● **Your goal**
Reproduce all of the data word for word.

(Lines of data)
___

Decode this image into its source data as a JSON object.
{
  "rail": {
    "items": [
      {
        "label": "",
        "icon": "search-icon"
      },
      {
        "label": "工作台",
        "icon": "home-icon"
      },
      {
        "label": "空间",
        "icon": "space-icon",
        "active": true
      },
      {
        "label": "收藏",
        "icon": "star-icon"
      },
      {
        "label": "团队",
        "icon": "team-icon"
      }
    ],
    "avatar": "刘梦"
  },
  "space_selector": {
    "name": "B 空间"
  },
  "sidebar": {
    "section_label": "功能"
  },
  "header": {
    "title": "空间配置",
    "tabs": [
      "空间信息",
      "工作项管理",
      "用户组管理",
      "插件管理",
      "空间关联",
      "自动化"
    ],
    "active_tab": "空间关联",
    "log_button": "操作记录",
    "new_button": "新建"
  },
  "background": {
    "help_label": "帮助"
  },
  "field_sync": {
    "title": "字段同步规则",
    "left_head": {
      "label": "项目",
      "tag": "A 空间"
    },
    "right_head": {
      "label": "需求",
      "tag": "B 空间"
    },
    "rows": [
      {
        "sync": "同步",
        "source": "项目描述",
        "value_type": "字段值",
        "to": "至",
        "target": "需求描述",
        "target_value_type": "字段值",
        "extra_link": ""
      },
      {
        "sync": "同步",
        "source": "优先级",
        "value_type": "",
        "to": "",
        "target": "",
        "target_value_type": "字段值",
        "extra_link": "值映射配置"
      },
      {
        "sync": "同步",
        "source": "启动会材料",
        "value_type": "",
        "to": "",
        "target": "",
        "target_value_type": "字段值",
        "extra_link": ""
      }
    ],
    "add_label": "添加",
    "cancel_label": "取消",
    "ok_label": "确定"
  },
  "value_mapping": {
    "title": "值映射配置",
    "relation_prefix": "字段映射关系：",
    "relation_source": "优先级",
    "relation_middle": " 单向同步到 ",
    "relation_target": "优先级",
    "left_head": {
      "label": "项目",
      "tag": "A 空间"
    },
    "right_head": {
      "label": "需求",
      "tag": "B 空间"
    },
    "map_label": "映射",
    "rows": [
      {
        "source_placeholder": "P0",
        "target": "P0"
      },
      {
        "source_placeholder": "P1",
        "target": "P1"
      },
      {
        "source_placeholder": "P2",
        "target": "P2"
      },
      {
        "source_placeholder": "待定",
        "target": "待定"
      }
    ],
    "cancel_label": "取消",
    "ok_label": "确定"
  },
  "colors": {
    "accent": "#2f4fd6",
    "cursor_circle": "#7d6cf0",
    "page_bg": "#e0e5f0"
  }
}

___

● **Solution**
Decode this image into its source data as a JSON object.
{
  "rail": {
    "items": [
      {
        "label": "",
        "icon": "search-icon"
      },
      {
        "label": "工作台",
        "icon": "home-icon"
      },
      {
        "label": "空间",
        "icon": "space-icon",
        "active": true
      },
      {
        "label": "收藏",
        "icon": "star-icon"
      },
      {
        "label": "团队",
        "icon": "team-icon"
      }
    ],
    "avatar": "刘梦"
  },
  "space_selector": {
    "name": "B 空间"
  },
  "sidebar": {
    "section_label": "功能"
  },
  "header": {
    "title": "空间配置",
    "tabs": [
      "空间信息",
      "工作项管理",
      "用户组管理",
      "插件管理",
      "空间关联",
      "自动化"
    ],
    "active_tab": "空间关联",
    "log_button": "操作记录",
    "new_button": "新建"
  },
  "background": {
    "help_label": "帮助"
  },
  "field_sync": {
    "title": "字段同步规则",
    "left_head": {
      "label": "项目",
      "tag": "A 空间"
    },
    "right_head": {
      "label": "需求",
      "tag": "B 空间"
    },
    "rows": [
      {
        "sync": "同步",
        "source": "项目描述",
        "value_type": "字段值",
        "to": "至",
        "target": "需求描述",
        "target_value_type": "字段值",
        "extra_link": ""
      },
      {
        "sync": "同步",
        "source": "优先级",
        "value_type": "",
        "to": "",
        "target": "",
        "target_value_type": "字段值",
        "extra_link": "值映射配置"
      },
      {
        "sync": "同步",
        "source": "启动会材料",
        "value_type": "",
        "to": "",
        "target": "",
        "target_value_type": "字段值",
        "extra_link": ""
      }
    ],
    "add_label": "添加",
    "cancel_label": "取消",
    "ok_label": "确定"
  },
  "value_mapping": {
    "title": "值映射配置",
    "relation_prefix": "字段映射关系：",
    "relation_source": "优先级",
    "relation_middle": " 单向同步到 ",
    "relation_target": "优先级",
    "left_head": {
      "label": "项目",
      "tag": "A 空间"
    },
    "right_head": {
      "label": "需求",
      "tag": "B 空间"
    },
    "map_label": "映射",
    "rows": [
      {
        "source_placeholder": "P0",
        "target": "P0"
      },
      {
        "source_placeholder": "P1",
        "target": "P1"
      },
      {
        "source_placeholder": "P2",
        "target": "P2"
      },
      {
        "source_placeholder": "待定",
        "target": "待定"
      }
    ],
    "cancel_label": "取消",
    "ok_label": "确定"
  },
  "colors": {
    "accent": "#2f4fd6",
    "cursor_circle": "#7d6cf0",
    "page_bg": "#e0e5f0"
  }
}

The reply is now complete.